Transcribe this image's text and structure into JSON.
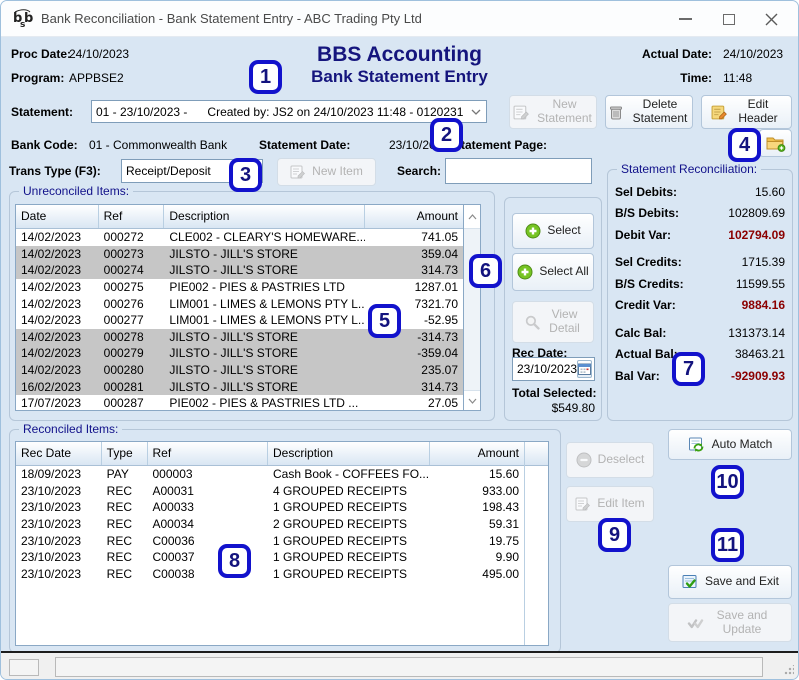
{
  "colors": {
    "accent_navy": "#15157d",
    "alert_red": "#8b0000",
    "selected_row": "#c6c6c6",
    "badge_blue": "#1212cc",
    "window_bg": "#d9e6f3"
  },
  "window": {
    "title": "Bank Reconciliation - Bank Statement Entry - ABC Trading Pty Ltd"
  },
  "header": {
    "proc_date_label": "Proc Date:",
    "proc_date": "24/10/2023",
    "program_label": "Program:",
    "program": "APPBSE2",
    "app_title": "BBS Accounting",
    "screen_title": "Bank Statement Entry",
    "actual_date_label": "Actual Date:",
    "actual_date": "24/10/2023",
    "time_label": "Time:",
    "time": "11:48"
  },
  "statement": {
    "label": "Statement:",
    "value": "01 - 23/10/2023 -      Created by: JS2 on 24/10/2023 11:48 - 0120231",
    "new_button": "New Statement",
    "delete_button": "Delete Statement",
    "edit_button": "Edit Header"
  },
  "bank": {
    "bank_code_label": "Bank Code:",
    "bank_code": "01 - Commonwealth Bank",
    "statement_date_label": "Statement Date:",
    "statement_date": "23/10/2023",
    "statement_page_label": "Statement Page:",
    "statement_page": ""
  },
  "trans": {
    "label": "Trans Type (F3):",
    "value": "Receipt/Deposit",
    "new_item_button": "New Item",
    "search_label": "Search:",
    "search_value": ""
  },
  "unreconciled": {
    "title": "Unreconciled Items:",
    "columns": {
      "date": "Date",
      "ref": "Ref",
      "desc": "Description",
      "amount": "Amount"
    },
    "rows": [
      {
        "date": "14/02/2023",
        "ref": "000272",
        "desc": "CLE002 - CLEARY'S HOMEWARE...",
        "amount": "741.05",
        "sel": false
      },
      {
        "date": "14/02/2023",
        "ref": "000273",
        "desc": "JILSTO - JILL'S STORE",
        "amount": "359.04",
        "sel": true
      },
      {
        "date": "14/02/2023",
        "ref": "000274",
        "desc": "JILSTO - JILL'S STORE",
        "amount": "314.73",
        "sel": true
      },
      {
        "date": "14/02/2023",
        "ref": "000275",
        "desc": "PIE002 - PIES & PASTRIES LTD",
        "amount": "1287.01",
        "sel": false
      },
      {
        "date": "14/02/2023",
        "ref": "000276",
        "desc": "LIM001 - LIMES & LEMONS PTY L...",
        "amount": "7321.70",
        "sel": false
      },
      {
        "date": "14/02/2023",
        "ref": "000277",
        "desc": "LIM001 - LIMES & LEMONS PTY L...",
        "amount": "-52.95",
        "sel": false
      },
      {
        "date": "14/02/2023",
        "ref": "000278",
        "desc": "JILSTO - JILL'S STORE",
        "amount": "-314.73",
        "sel": true
      },
      {
        "date": "14/02/2023",
        "ref": "000279",
        "desc": "JILSTO - JILL'S STORE",
        "amount": "-359.04",
        "sel": true
      },
      {
        "date": "14/02/2023",
        "ref": "000280",
        "desc": "JILSTO - JILL'S STORE",
        "amount": "235.07",
        "sel": true
      },
      {
        "date": "16/02/2023",
        "ref": "000281",
        "desc": "JILSTO - JILL'S STORE",
        "amount": "314.73",
        "sel": true
      },
      {
        "date": "17/07/2023",
        "ref": "000287",
        "desc": "PIE002 - PIES & PASTRIES LTD ...",
        "amount": "27.05",
        "sel": false
      }
    ]
  },
  "actions": {
    "select": "Select",
    "select_all": "Select All",
    "view_detail": "View Detail",
    "rec_date_label": "Rec Date:",
    "rec_date": "23/10/2023",
    "total_selected_label": "Total Selected:",
    "total_selected": "$549.80"
  },
  "reconciliation": {
    "title": "Statement Reconciliation:",
    "rows": [
      {
        "label": "Sel Debits:",
        "value": "15.60",
        "red": false,
        "gap": false
      },
      {
        "label": "B/S Debits:",
        "value": "102809.69",
        "red": false,
        "gap": false
      },
      {
        "label": "Debit Var:",
        "value": "102794.09",
        "red": true,
        "gap": false
      },
      {
        "label": "Sel Credits:",
        "value": "1715.39",
        "red": false,
        "gap": true
      },
      {
        "label": "B/S Credits:",
        "value": "11599.55",
        "red": false,
        "gap": false
      },
      {
        "label": "Credit Var:",
        "value": "9884.16",
        "red": true,
        "gap": false
      },
      {
        "label": "Calc Bal:",
        "value": "131373.14",
        "red": false,
        "gap": true
      },
      {
        "label": "Actual Bal:",
        "value": "38463.21",
        "red": false,
        "gap": false
      },
      {
        "label": "Bal Var:",
        "value": "-92909.93",
        "red": true,
        "gap": false
      }
    ]
  },
  "reconciled": {
    "title": "Reconciled Items:",
    "columns": {
      "rec_date": "Rec Date",
      "type": "Type",
      "ref": "Ref",
      "desc": "Description",
      "amount": "Amount"
    },
    "rows": [
      {
        "rec_date": "18/09/2023",
        "type": "PAY",
        "ref": "000003",
        "desc": "Cash Book - COFFEES FO...",
        "amount": "15.60"
      },
      {
        "rec_date": "23/10/2023",
        "type": "REC",
        "ref": "A00031",
        "desc": "4 GROUPED RECEIPTS",
        "amount": "933.00"
      },
      {
        "rec_date": "23/10/2023",
        "type": "REC",
        "ref": "A00033",
        "desc": "1 GROUPED RECEIPTS",
        "amount": "198.43"
      },
      {
        "rec_date": "23/10/2023",
        "type": "REC",
        "ref": "A00034",
        "desc": "2 GROUPED RECEIPTS",
        "amount": "59.31"
      },
      {
        "rec_date": "23/10/2023",
        "type": "REC",
        "ref": "C00036",
        "desc": "1 GROUPED RECEIPTS",
        "amount": "19.75"
      },
      {
        "rec_date": "23/10/2023",
        "type": "REC",
        "ref": "C00037",
        "desc": "1 GROUPED RECEIPTS",
        "amount": "9.90"
      },
      {
        "rec_date": "23/10/2023",
        "type": "REC",
        "ref": "C00038",
        "desc": "1 GROUPED RECEIPTS",
        "amount": "495.00"
      }
    ]
  },
  "side_buttons": {
    "deselect": "Deselect",
    "edit_item": "Edit Item",
    "auto_match": "Auto Match",
    "save_exit": "Save and Exit",
    "save_update": "Save and Update"
  },
  "badges": [
    "1",
    "2",
    "3",
    "4",
    "5",
    "6",
    "7",
    "8",
    "9",
    "10",
    "11"
  ]
}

___

Your copy of the data should match it exactly, except that pictures are left out.

■ **FULL OUTPUT**
Transcribe this image's text and structure into JSON.
{
  "colors": {
    "accent_navy": "#15157d",
    "alert_red": "#8b0000",
    "selected_row": "#c6c6c6",
    "badge_blue": "#1212cc",
    "window_bg": "#d9e6f3"
  },
  "window": {
    "title": "Bank Reconciliation - Bank Statement Entry - ABC Trading Pty Ltd"
  },
  "header": {
    "proc_date_label": "Proc Date:",
    "proc_date": "24/10/2023",
    "program_label": "Program:",
    "program": "APPBSE2",
    "app_title": "BBS Accounting",
    "screen_title": "Bank Statement Entry",
    "actual_date_label": "Actual Date:",
    "actual_date": "24/10/2023",
    "time_label": "Time:",
    "time": "11:48"
  },
  "statement": {
    "label": "Statement:",
    "value": "01 - 23/10/2023 -      Created by: JS2 on 24/10/2023 11:48 - 0120231",
    "new_button": "New Statement",
    "delete_button": "Delete Statement",
    "edit_button": "Edit Header"
  },
  "bank": {
    "bank_code_label": "Bank Code:",
    "bank_code": "01 - Commonwealth Bank",
    "statement_date_label": "Statement Date:",
    "statement_date": "23/10/2023",
    "statement_page_label": "Statement Page:",
    "statement_page": ""
  },
  "trans": {
    "label": "Trans Type (F3):",
    "value": "Receipt/Deposit",
    "new_item_button": "New Item",
    "search_label": "Search:",
    "search_value": ""
  },
  "unreconciled": {
    "title": "Unreconciled Items:",
    "columns": {
      "date": "Date",
      "ref": "Ref",
      "desc": "Description",
      "amount": "Amount"
    },
    "rows": [
      {
        "date": "14/02/2023",
        "ref": "000272",
        "desc": "CLE002 - CLEARY'S HOMEWARE...",
        "amount": "741.05",
        "sel": false
      },
      {
        "date": "14/02/2023",
        "ref": "000273",
        "desc": "JILSTO - JILL'S STORE",
        "amount": "359.04",
        "sel": true
      },
      {
        "date": "14/02/2023",
        "ref": "000274",
        "desc": "JILSTO - JILL'S STORE",
        "amount": "314.73",
        "sel": true
      },
      {
        "date": "14/02/2023",
        "ref": "000275",
        "desc": "PIE002 - PIES & PASTRIES LTD",
        "amount": "1287.01",
        "sel": false
      },
      {
        "date": "14/02/2023",
        "ref": "000276",
        "desc": "LIM001 - LIMES & LEMONS PTY L...",
        "amount": "7321.70",
        "sel": false
      },
      {
        "date": "14/02/2023",
        "ref": "000277",
        "desc": "LIM001 - LIMES & LEMONS PTY L...",
        "amount": "-52.95",
        "sel": false
      },
      {
        "date": "14/02/2023",
        "ref": "000278",
        "desc": "JILSTO - JILL'S STORE",
        "amount": "-314.73",
        "sel": true
      },
      {
        "date": "14/02/2023",
        "ref": "000279",
        "desc": "JILSTO - JILL'S STORE",
        "amount": "-359.04",
        "sel": true
      },
      {
        "date": "14/02/2023",
        "ref": "000280",
        "desc": "JILSTO - JILL'S STORE",
        "amount": "235.07",
        "sel": true
      },
      {
        "date": "16/02/2023",
        "ref": "000281",
        "desc": "JILSTO - JILL'S STORE",
        "amount": "314.73",
        "sel": true
      },
      {
        "date": "17/07/2023",
        "ref": "000287",
        "desc": "PIE002 - PIES & PASTRIES LTD ...",
        "amount": "27.05",
        "sel": false
      }
    ]
  },
  "actions": {
    "select": "Select",
    "select_all": "Select All",
    "view_detail": "View Detail",
    "rec_date_label": "Rec Date:",
    "rec_date": "23/10/2023",
    "total_selected_label": "Total Selected:",
    "total_selected": "$549.80"
  },
  "reconciliation": {
    "title": "Statement Reconciliation:",
    "rows": [
      {
        "label": "Sel Debits:",
        "value": "15.60",
        "red": false,
        "gap": false
      },
      {
        "label": "B/S Debits:",
        "value": "102809.69",
        "red": false,
        "gap": false
      },
      {
        "label": "Debit Var:",
        "value": "102794.09",
        "red": true,
        "gap": false
      },
      {
        "label": "Sel Credits:",
        "value": "1715.39",
        "red": false,
        "gap": true
      },
      {
        "label": "B/S Credits:",
        "value": "11599.55",
        "red": false,
        "gap": false
      },
      {
        "label": "Credit Var:",
        "value": "9884.16",
        "red": true,
        "gap": false
      },
      {
        "label": "Calc Bal:",
        "value": "131373.14",
        "red": false,
        "gap": true
      },
      {
        "label": "Actual Bal:",
        "value": "38463.21",
        "red": false,
        "gap": false
      },
      {
        "label": "Bal Var:",
        "value": "-92909.93",
        "red": true,
        "gap": false
      }
    ]
  },
  "reconciled": {
    "title": "Reconciled Items:",
    "columns": {
      "rec_date": "Rec Date",
      "type": "Type",
      "ref": "Ref",
      "desc": "Description",
      "amount": "Amount"
    },
    "rows": [
      {
        "rec_date": "18/09/2023",
        "type": "PAY",
        "ref": "000003",
        "desc": "Cash Book - COFFEES FO...",
        "amount": "15.60"
      },
      {
        "rec_date": "23/10/2023",
        "type": "REC",
        "ref": "A00031",
        "desc": "4 GROUPED RECEIPTS",
        "amount": "933.00"
      },
      {
        "rec_date": "23/10/2023",
        "type": "REC",
        "ref": "A00033",
        "desc": "1 GROUPED RECEIPTS",
        "amount": "198.43"
      },
      {
        "rec_date": "23/10/2023",
        "type": "REC",
        "ref": "A00034",
        "desc": "2 GROUPED RECEIPTS",
        "amount": "59.31"
      },
      {
        "rec_date": "23/10/2023",
        "type": "REC",
        "ref": "C00036",
        "desc": "1 GROUPED RECEIPTS",
        "amount": "19.75"
      },
      {
        "rec_date": "23/10/2023",
        "type": "REC",
        "ref": "C00037",
        "desc": "1 GROUPED RECEIPTS",
        "amount": "9.90"
      },
      {
        "rec_date": "23/10/2023",
        "type": "REC",
        "ref": "C00038",
        "desc": "1 GROUPED RECEIPTS",
        "amount": "495.00"
      }
    ]
  },
  "side_buttons": {
    "deselect": "Deselect",
    "edit_item": "Edit Item",
    "auto_match": "Auto Match",
    "save_exit": "Save and Exit",
    "save_update": "Save and Update"
  },
  "badges": [
    "1",
    "2",
    "3",
    "4",
    "5",
    "6",
    "7",
    "8",
    "9",
    "10",
    "11"
  ]
}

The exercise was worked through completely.